--- DATA EXTRACT ---
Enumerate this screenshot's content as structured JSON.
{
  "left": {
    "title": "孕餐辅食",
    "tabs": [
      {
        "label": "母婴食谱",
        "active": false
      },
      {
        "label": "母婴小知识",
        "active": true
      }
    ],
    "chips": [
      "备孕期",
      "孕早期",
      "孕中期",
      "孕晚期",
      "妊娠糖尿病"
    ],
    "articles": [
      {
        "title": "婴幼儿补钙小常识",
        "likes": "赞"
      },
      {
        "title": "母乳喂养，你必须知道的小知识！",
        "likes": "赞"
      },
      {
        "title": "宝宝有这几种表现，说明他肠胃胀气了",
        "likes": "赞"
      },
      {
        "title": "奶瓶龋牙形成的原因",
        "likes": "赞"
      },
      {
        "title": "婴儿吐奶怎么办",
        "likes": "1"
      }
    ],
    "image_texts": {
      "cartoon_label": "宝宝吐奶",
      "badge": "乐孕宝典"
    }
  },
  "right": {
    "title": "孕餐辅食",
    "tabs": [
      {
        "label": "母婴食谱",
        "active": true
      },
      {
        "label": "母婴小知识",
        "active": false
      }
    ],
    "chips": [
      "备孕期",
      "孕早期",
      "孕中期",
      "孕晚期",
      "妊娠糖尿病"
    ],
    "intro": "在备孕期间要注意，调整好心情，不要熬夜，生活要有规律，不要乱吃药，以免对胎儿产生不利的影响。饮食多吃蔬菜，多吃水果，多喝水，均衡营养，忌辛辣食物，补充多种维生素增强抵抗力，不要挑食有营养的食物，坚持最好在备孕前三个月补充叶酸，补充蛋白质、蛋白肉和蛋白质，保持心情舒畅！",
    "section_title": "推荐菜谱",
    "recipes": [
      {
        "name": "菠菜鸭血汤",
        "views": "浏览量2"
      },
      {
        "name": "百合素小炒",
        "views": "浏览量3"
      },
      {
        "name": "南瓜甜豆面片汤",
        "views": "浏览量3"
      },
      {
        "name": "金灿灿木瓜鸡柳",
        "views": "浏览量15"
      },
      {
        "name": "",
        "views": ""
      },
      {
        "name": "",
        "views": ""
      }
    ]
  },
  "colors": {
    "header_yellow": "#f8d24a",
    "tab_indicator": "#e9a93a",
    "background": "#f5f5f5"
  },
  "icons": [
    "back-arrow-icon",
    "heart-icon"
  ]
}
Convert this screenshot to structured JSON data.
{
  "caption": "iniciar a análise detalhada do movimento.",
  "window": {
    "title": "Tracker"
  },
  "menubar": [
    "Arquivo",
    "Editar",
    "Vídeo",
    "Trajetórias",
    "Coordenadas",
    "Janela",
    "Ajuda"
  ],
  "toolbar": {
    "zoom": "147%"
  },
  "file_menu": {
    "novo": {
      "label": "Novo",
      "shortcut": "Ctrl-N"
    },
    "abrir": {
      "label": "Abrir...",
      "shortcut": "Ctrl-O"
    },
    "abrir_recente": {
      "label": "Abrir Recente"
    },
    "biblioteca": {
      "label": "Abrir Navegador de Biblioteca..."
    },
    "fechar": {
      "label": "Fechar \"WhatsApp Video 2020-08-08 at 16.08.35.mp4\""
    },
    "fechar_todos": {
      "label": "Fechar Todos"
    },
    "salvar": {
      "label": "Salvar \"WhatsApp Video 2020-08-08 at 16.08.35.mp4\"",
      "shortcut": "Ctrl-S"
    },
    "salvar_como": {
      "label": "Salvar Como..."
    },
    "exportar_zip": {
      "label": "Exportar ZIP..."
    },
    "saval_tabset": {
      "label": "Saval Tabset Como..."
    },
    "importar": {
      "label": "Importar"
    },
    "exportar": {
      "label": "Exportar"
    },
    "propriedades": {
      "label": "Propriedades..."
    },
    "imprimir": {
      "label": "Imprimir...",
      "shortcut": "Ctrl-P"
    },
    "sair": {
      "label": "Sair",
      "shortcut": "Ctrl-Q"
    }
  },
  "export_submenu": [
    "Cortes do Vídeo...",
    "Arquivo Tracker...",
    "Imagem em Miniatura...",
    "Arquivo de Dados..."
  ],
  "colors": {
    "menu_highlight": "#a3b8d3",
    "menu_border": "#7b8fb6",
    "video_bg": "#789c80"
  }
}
---
# [OBJECTIVE]
Search the listing for the word "structured" and return each line that holds it.

# [OUTPUT FOR THIS EXERCISE]
Enumerate this screenshot's content as structured JSON.
Convert this screenshot to structured JSON data.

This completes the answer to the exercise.